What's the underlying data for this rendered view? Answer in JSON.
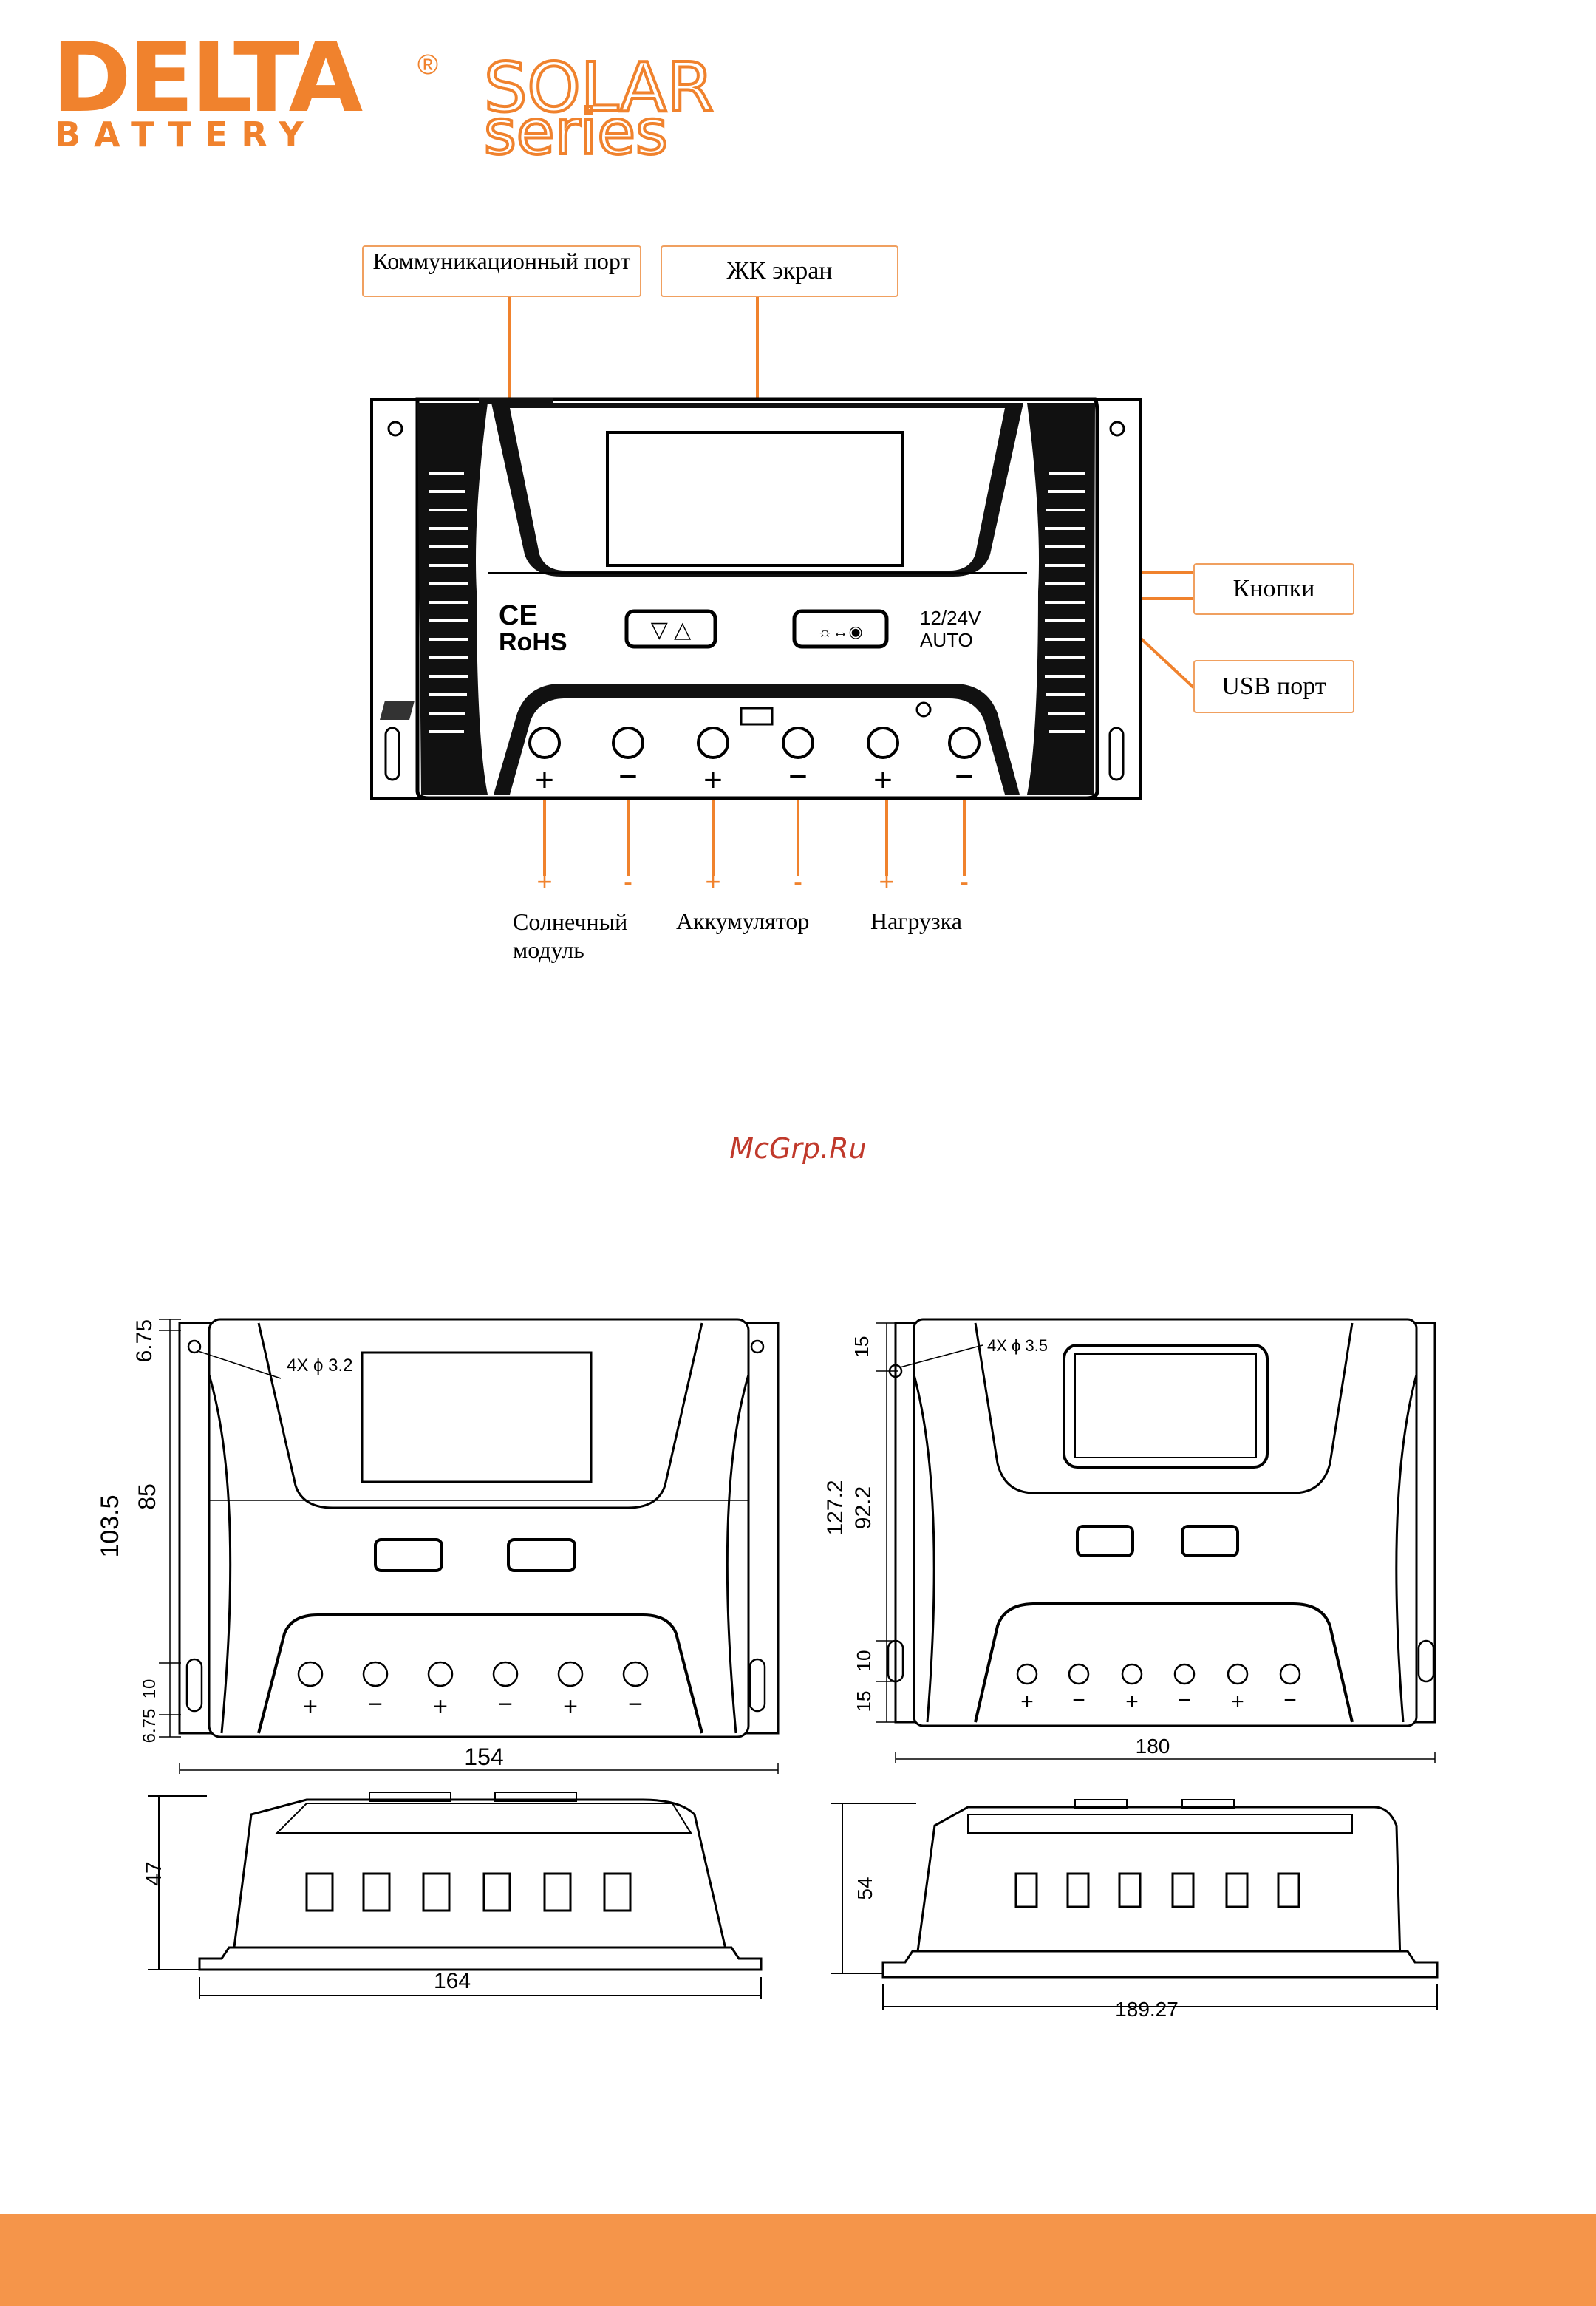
{
  "brand": {
    "name": "DELTA",
    "sub": "BATTERY",
    "reg": "®",
    "line1": "SOLAR",
    "line2": "series",
    "color": "#f0822d"
  },
  "callouts": {
    "comm_port": "Коммуникационный порт",
    "lcd": "ЖК экран",
    "buttons": "Кнопки",
    "usb": "USB порт"
  },
  "device": {
    "ce": "CE",
    "rohs": "RoHS",
    "mode_line1": "12/24V",
    "mode_line2": "AUTO"
  },
  "terminals": {
    "signs": [
      "+",
      "-",
      "+",
      "-",
      "+",
      "-"
    ],
    "solar": "Солнечный модуль",
    "battery": "Аккумулятор",
    "load": "Нагрузка"
  },
  "watermark": "McGrp.Ru",
  "dims_left": {
    "holes": "4X ϕ 3.2",
    "top": "6.75",
    "total_h": "103.5",
    "inner_h": "85",
    "slot": "10",
    "bottom": "6.75",
    "width": "154",
    "side_h": "47",
    "side_w": "164"
  },
  "dims_right": {
    "holes": "4X ϕ 3.5",
    "top": "15",
    "total_h": "127.2",
    "inner_h": "92.2",
    "slot": "10",
    "bottom": "15",
    "width": "180",
    "side_h": "54",
    "side_w": "189.27"
  },
  "colors": {
    "accent": "#f0822d",
    "footer": "#f5954a",
    "callout_border": "#f0a060"
  }
}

---

The exercise - Leaving out the pictures, repeat the data above exactly.

Expected answer -
What's the underlying data for this rendered view? Answer in JSON.
{
  "brand": {
    "name": "DELTA",
    "sub": "BATTERY",
    "reg": "®",
    "line1": "SOLAR",
    "line2": "series",
    "color": "#f0822d"
  },
  "callouts": {
    "comm_port": "Коммуникационный порт",
    "lcd": "ЖК экран",
    "buttons": "Кнопки",
    "usb": "USB порт"
  },
  "device": {
    "ce": "CE",
    "rohs": "RoHS",
    "mode_line1": "12/24V",
    "mode_line2": "AUTO"
  },
  "terminals": {
    "signs": [
      "+",
      "-",
      "+",
      "-",
      "+",
      "-"
    ],
    "solar": "Солнечный модуль",
    "battery": "Аккумулятор",
    "load": "Нагрузка"
  },
  "watermark": "McGrp.Ru",
  "dims_left": {
    "holes": "4X ϕ 3.2",
    "top": "6.75",
    "total_h": "103.5",
    "inner_h": "85",
    "slot": "10",
    "bottom": "6.75",
    "width": "154",
    "side_h": "47",
    "side_w": "164"
  },
  "dims_right": {
    "holes": "4X ϕ 3.5",
    "top": "15",
    "total_h": "127.2",
    "inner_h": "92.2",
    "slot": "10",
    "bottom": "15",
    "width": "180",
    "side_h": "54",
    "side_w": "189.27"
  },
  "colors": {
    "accent": "#f0822d",
    "footer": "#f5954a",
    "callout_border": "#f0a060"
  }
}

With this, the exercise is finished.